Problem: Pull every line containing "Gutachterausschüsse" out of the material below.

Data provided:
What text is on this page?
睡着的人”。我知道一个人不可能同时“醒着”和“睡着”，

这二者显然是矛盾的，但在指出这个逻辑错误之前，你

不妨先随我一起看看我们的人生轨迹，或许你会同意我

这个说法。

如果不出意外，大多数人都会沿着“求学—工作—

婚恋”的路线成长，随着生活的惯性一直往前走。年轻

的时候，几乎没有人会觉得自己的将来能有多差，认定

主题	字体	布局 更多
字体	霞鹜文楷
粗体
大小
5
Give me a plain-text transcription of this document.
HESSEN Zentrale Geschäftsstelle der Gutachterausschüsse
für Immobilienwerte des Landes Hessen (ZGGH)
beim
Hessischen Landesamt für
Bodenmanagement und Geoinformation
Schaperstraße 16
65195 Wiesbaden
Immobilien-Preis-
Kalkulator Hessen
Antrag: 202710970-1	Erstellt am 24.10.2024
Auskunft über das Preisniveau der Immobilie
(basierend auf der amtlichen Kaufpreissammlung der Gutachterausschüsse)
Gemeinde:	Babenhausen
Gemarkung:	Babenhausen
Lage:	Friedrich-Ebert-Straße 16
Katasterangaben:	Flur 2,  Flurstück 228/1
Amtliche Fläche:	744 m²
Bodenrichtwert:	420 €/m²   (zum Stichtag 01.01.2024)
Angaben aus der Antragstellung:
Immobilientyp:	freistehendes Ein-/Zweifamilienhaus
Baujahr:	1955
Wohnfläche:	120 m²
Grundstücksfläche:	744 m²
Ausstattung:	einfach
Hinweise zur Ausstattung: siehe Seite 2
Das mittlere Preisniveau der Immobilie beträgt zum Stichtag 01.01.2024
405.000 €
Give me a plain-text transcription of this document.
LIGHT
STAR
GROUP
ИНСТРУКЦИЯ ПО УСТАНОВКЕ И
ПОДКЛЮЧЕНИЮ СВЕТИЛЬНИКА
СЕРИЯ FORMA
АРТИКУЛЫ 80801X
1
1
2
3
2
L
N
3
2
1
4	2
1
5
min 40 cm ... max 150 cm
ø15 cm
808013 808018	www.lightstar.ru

Result of this exercise:
HESSEN Zentrale Geschäftsstelle der Gutachterausschüsse
(basierend auf der amtlichen Kaufpreissammlung der Gutachterausschüsse)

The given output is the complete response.